Information supplied:
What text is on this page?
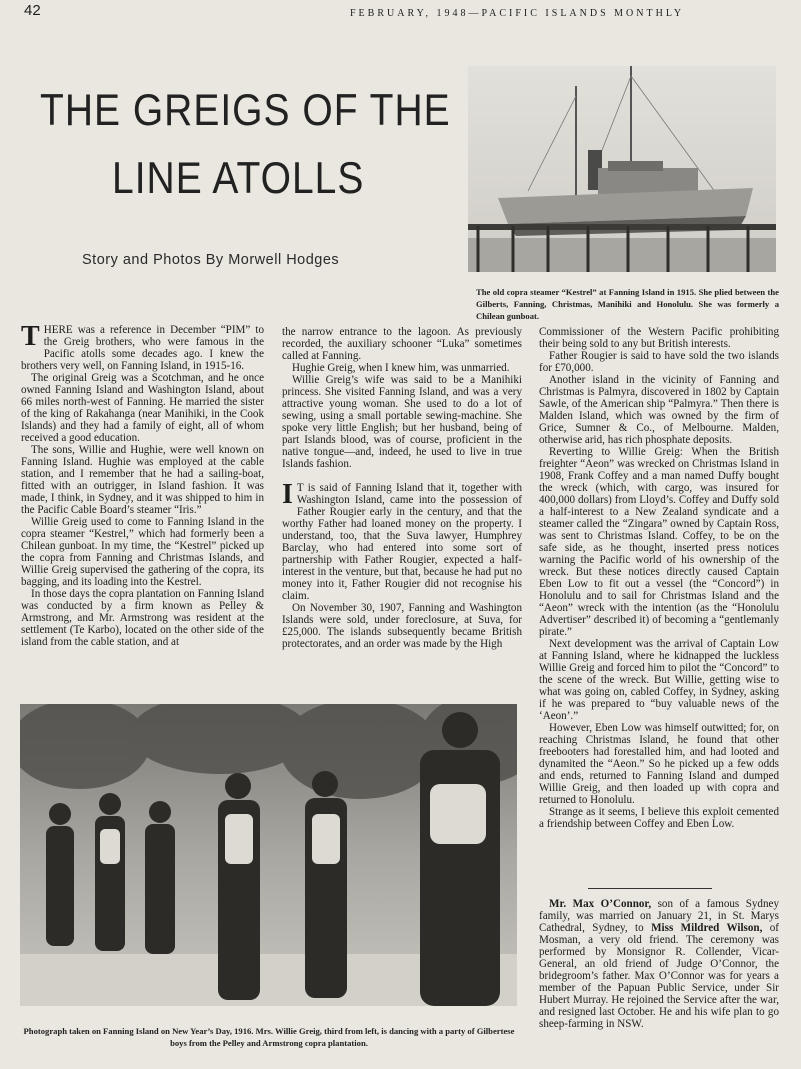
42	FEBRUARY, 1948—PACIFIC ISLANDS MONTHLY
THE GREIGS OF THE
LINE ATOLLS
Story and Photos By Morwell Hodges
The old copra steamer “Kestrel” at Fanning Island in 1915. She plied between the Gilberts, Fanning, Christmas, Manihiki and Honolulu. She was formerly a Chilean gunboat.

THERE was a reference in December “PIM” to the Greig brothers, who were famous in the Pacific atolls some decades ago. I knew the brothers very well, on Fanning Island, in 1915-16.

The original Greig was a Scotchman, and he once owned Fanning Island and Washington Island, about 66 miles north-west of Fanning. He married the sister of the king of Rakahanga (near Manihiki, in the Cook Islands) and they had a family of eight, all of whom received a good education.

The sons, Willie and Hughie, were well known on Fanning Island. Hughie was employed at the cable station, and I remember that he had a sailing-boat, fitted with an outrigger, in Island fashion. It was made, I think, in Sydney, and it was shipped to him in the Pacific Cable Board’s steamer “Iris.”

Willie Greig used to come to Fanning Island in the copra steamer “Kestrel,” which had formerly been a Chilean gunboat. In my time, the “Kestrel” picked up the copra from Fanning and Christmas Islands, and Willie Greig supervised the gathering of the copra, its bagging, and its loading into the Kestrel.

In those days the copra plantation on Fanning Island was conducted by a firm known as Pelley & Armstrong, and Mr. Armstrong was resident at the settlement (Te Karbo), located on the other side of the island from the cable station, and at

the narrow entrance to the lagoon. As previously recorded, the auxiliary schooner “Luka” sometimes called at Fanning.

Hughie Greig, when I knew him, was unmarried.

Willie Greig’s wife was said to be a Manihiki princess. She visited Fanning Island, and was a very attractive young woman. She used to do a lot of sewing, using a small portable sewing-machine. She spoke very little English; but her husband, being of part Islands blood, was of course, proficient in the native tongue—and, indeed, he used to live in true Islands fashion.

I T is said of Fanning Island that it, together with Washington Island, came into the possession of Father Rougier early in the century, and that the worthy Father had loaned money on the property. I understand, too, that the Suva lawyer, Humphrey Barclay, who had entered into some sort of partnership with Father Rougier, expected a half-interest in the venture, but that, because he had put no money into it, Father Rougier did not recognise his claim.

On November 30, 1907, Fanning and Washington Islands were sold, under foreclosure, at Suva, for £25,000. The islands subsequently became British protectorates, and an order was made by the High

Commissioner of the Western Pacific prohibiting their being sold to any but British interests.

Father Rougier is said to have sold the two islands for £70,000.

Another island in the vicinity of Fanning and Christmas is Palmyra, discovered in 1802 by Captain Sawle, of the American ship “Palmyra.” Then there is Malden Island, which was owned by the firm of Grice, Sumner & Co., of Melbourne. Malden, otherwise arid, has rich phosphate deposits.

Reverting to Willie Greig: When the British freighter “Aeon” was wrecked on Christmas Island in 1908, Frank Coffey and a man named Duffy bought the wreck (which, with cargo, was insured for 400,000 dollars) from Lloyd’s. Coffey and Duffy sold a half-interest to a New Zealand syndicate and a steamer called the “Zingara” owned by Captain Ross, was sent to Christmas Island. Coffey, to be on the safe side, as he thought, inserted press notices warning the Pacific world of his ownership of the wreck. But these notices directly caused Captain Eben Low to fit out a vessel (the “Concord”) in Honolulu and to sail for Christmas Island and the “Aeon” wreck with the intention (as the “Honolulu Advertiser” described it) of becoming a “gentlemanly pirate.”

Next development was the arrival of Captain Low at Fanning Island, where he kidnapped the luckless Willie Greig and forced him to pilot the “Concord” to the scene of the wreck. But Willie, getting wise to what was going on, cabled Coffey, in Sydney, asking if he was prepared to “buy valuable news of the ‘Aeon’.”

However, Eben Low was himself outwitted; for, on reaching Christmas Island, he found that other freebooters had forestalled him, and had looted and dynamited the “Aeon.” So he picked up a few odds and ends, returned to Fanning Island and dumped Willie Greig, and then loaded up with copra and returned to Honolulu.

Strange as it seems, I believe this exploit cemented a friendship between Coffey and Eben Low.

Mr. Max O’Connor, son of a famous Sydney family, was married on January 21, in St. Marys Cathedral, Sydney, to Miss Mildred Wilson, of Mosman, a very old friend. The ceremony was performed by Monsignor R. Collender, Vicar-General, an old friend of Judge O’Connor, the bridegroom’s father. Max O’Connor was for years a member of the Papuan Public Service, under Sir Hubert Murray. He rejoined the Service after the war, and resigned last October. He and his wife plan to go sheep-farming in NSW.

Photograph taken on Fanning Island on New Year’s Day, 1916. Mrs. Willie Greig, third from left, is dancing with a party of Gilbertese boys from the Pelley and Armstrong copra plantation.
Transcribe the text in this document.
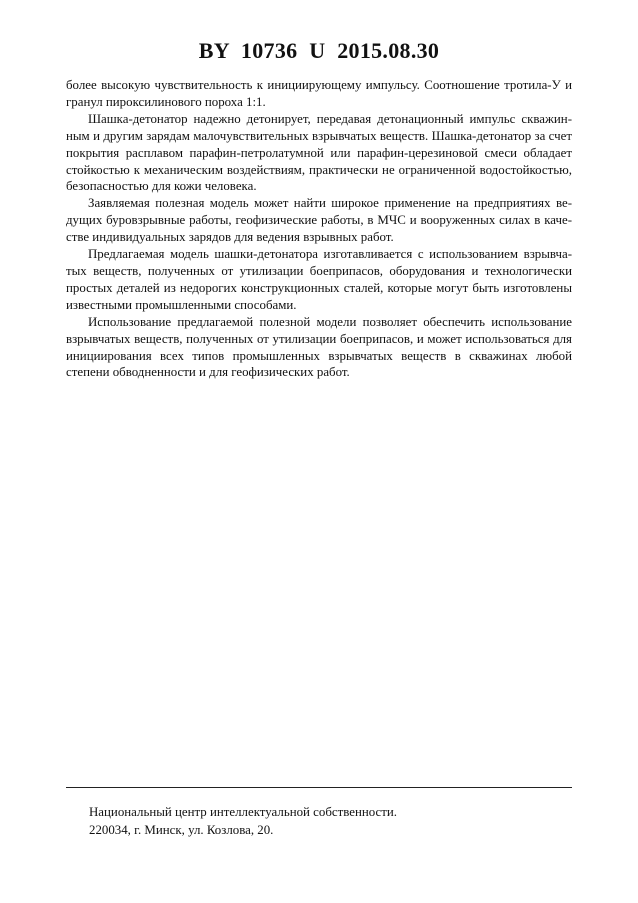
BY 10736 U 2015.08.30

более высокую чувствительность к инициирующему импульсу. Соотношение тротила-У и гранул пироксилинового пороха 1:1.

Шашка-детонатор надежно детонирует, передавая детонационный импульс скважинным и другим зарядам малочувствительных взрывчатых веществ. Шашка-детонатор за счет покрытия расплавом парафин-петролатумной или парафин-церезиновой смеси обладает стойкостью к механическим воздействиям, практически не ограниченной водостойкостью, безопасностью для кожи человека.

Заявляемая полезная модель может найти широкое применение на предприятиях ведущих буровзрывные работы, геофизические работы, в МЧС и вооруженных силах в качестве индивидуальных зарядов для ведения взрывных работ.

Предлагаемая модель шашки-детонатора изготавливается с использованием взрывчатых веществ, полученных от утилизации боеприпасов, оборудования и технологически простых деталей из недорогих конструкционных сталей, которые могут быть изготовлены известными промышленными способами.

Использование предлагаемой полезной модели позволяет обеспечить использование взрывчатых веществ, полученных от утилизации боеприпасов, и может использоваться для инициирования всех типов промышленных взрывчатых веществ в скважинах любой степени обводненности и для геофизических работ.

Национальный центр интеллектуальной собственности.
220034, г. Минск, ул. Козлова, 20.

Required work:
Leave out the pictures and transcribe everything else exactly.

Solution to this problem:
What text is on this page?
42	FEBRUARY, 1948—PACIFIC ISLANDS MONTHLY
THE GREIGS OF THE
LINE ATOLLS
Story and Photos By Morwell Hodges
The old copra steamer “Kestrel” at Fanning Island in 1915. She plied between the Gilberts, Fanning, Christmas, Manihiki and Honolulu. She was formerly a Chilean gunboat.

THERE was a reference in December “PIM” to the Greig brothers, who were famous in the Pacific atolls some decades ago. I knew the brothers very well, on Fanning Island, in 1915-16.

The original Greig was a Scotchman, and he once owned Fanning Island and Washington Island, about 66 miles north-west of Fanning. He married the sister of the king of Rakahanga (near Manihiki, in the Cook Islands) and they had a family of eight, all of whom received a good education.

The sons, Willie and Hughie, were well known on Fanning Island. Hughie was employed at the cable station, and I remember that he had a sailing-boat, fitted with an outrigger, in Island fashion. It was made, I think, in Sydney, and it was shipped to him in the Pacific Cable Board’s steamer “Iris.”

Willie Greig used to come to Fanning Island in the copra steamer “Kestrel,” which had formerly been a Chilean gunboat. In my time, the “Kestrel” picked up the copra from Fanning and Christmas Islands, and Willie Greig supervised the gathering of the copra, its bagging, and its loading into the Kestrel.

In those days the copra plantation on Fanning Island was conducted by a firm known as Pelley & Armstrong, and Mr. Armstrong was resident at the settlement (Te Karbo), located on the other side of the island from the cable station, and at

the narrow entrance to the lagoon. As previously recorded, the auxiliary schooner “Luka” sometimes called at Fanning.

Hughie Greig, when I knew him, was unmarried.

Willie Greig’s wife was said to be a Manihiki princess. She visited Fanning Island, and was a very attractive young woman. She used to do a lot of sewing, using a small portable sewing-machine. She spoke very little English; but her husband, being of part Islands blood, was of course, proficient in the native tongue—and, indeed, he used to live in true Islands fashion.

I T is said of Fanning Island that it, together with Washington Island, came into the possession of Father Rougier early in the century, and that the worthy Father had loaned money on the property. I understand, too, that the Suva lawyer, Humphrey Barclay, who had entered into some sort of partnership with Father Rougier, expected a half-interest in the venture, but that, because he had put no money into it, Father Rougier did not recognise his claim.

On November 30, 1907, Fanning and Washington Islands were sold, under foreclosure, at Suva, for £25,000. The islands subsequently became British protectorates, and an order was made by the High

Commissioner of the Western Pacific prohibiting their being sold to any but British interests.

Father Rougier is said to have sold the two islands for £70,000.

Another island in the vicinity of Fanning and Christmas is Palmyra, discovered in 1802 by Captain Sawle, of the American ship “Palmyra.” Then there is Malden Island, which was owned by the firm of Grice, Sumner & Co., of Melbourne. Malden, otherwise arid, has rich phosphate deposits.

Reverting to Willie Greig: When the British freighter “Aeon” was wrecked on Christmas Island in 1908, Frank Coffey and a man named Duffy bought the wreck (which, with cargo, was insured for 400,000 dollars) from Lloyd’s. Coffey and Duffy sold a half-interest to a New Zealand syndicate and a steamer called the “Zingara” owned by Captain Ross, was sent to Christmas Island. Coffey, to be on the safe side, as he thought, inserted press notices warning the Pacific world of his ownership of the wreck. But these notices directly caused Captain Eben Low to fit out a vessel (the “Concord”) in Honolulu and to sail for Christmas Island and the “Aeon” wreck with the intention (as the “Honolulu Advertiser” described it) of becoming a “gentlemanly pirate.”

Next development was the arrival of Captain Low at Fanning Island, where he kidnapped the luckless Willie Greig and forced him to pilot the “Concord” to the scene of the wreck. But Willie, getting wise to what was going on, cabled Coffey, in Sydney, asking if he was prepared to “buy valuable news of the ‘Aeon’.”

However, Eben Low was himself outwitted; for, on reaching Christmas Island, he found that other freebooters had forestalled him, and had looted and dynamited the “Aeon.” So he picked up a few odds and ends, returned to Fanning Island and dumped Willie Greig, and then loaded up with copra and returned to Honolulu.

Strange as it seems, I believe this exploit cemented a friendship between Coffey and Eben Low.

Mr. Max O’Connor, son of a famous Sydney family, was married on January 21, in St. Marys Cathedral, Sydney, to Miss Mildred Wilson, of Mosman, a very old friend. The ceremony was performed by Monsignor R. Collender, Vicar-General, an old friend of Judge O’Connor, the bridegroom’s father. Max O’Connor was for years a member of the Papuan Public Service, under Sir Hubert Murray. He rejoined the Service after the war, and resigned last October. He and his wife plan to go sheep-farming in NSW.

Photograph taken on Fanning Island on New Year’s Day, 1916. Mrs. Willie Greig, third from left, is dancing with a party of Gilbertese boys from the Pelley and Armstrong copra plantation.
Transcribe the text in this document.
BY 10736 U 2015.08.30

более высокую чувствительность к инициирующему импульсу. Соотношение тротила-У и гранул пироксилинового пороха 1:1.

Шашка-детонатор надежно детонирует, передавая детонационный импульс скважинным и другим зарядам малочувствительных взрывчатых веществ. Шашка-детонатор за счет покрытия расплавом парафин-петролатумной или парафин-церезиновой смеси обладает стойкостью к механическим воздействиям, практически не ограниченной водостойкостью, безопасностью для кожи человека.

Заявляемая полезная модель может найти широкое применение на предприятиях ведущих буровзрывные работы, геофизические работы, в МЧС и вооруженных силах в качестве индивидуальных зарядов для ведения взрывных работ.

Предлагаемая модель шашки-детонатора изготавливается с использованием взрывчатых веществ, полученных от утилизации боеприпасов, оборудования и технологически простых деталей из недорогих конструкционных сталей, которые могут быть изготовлены известными промышленными способами.

Использование предлагаемой полезной модели позволяет обеспечить использование взрывчатых веществ, полученных от утилизации боеприпасов, и может использоваться для инициирования всех типов промышленных взрывчатых веществ в скважинах любой степени обводненности и для геофизических работ.

Национальный центр интеллектуальной собственности.
220034, г. Минск, ул. Козлова, 20.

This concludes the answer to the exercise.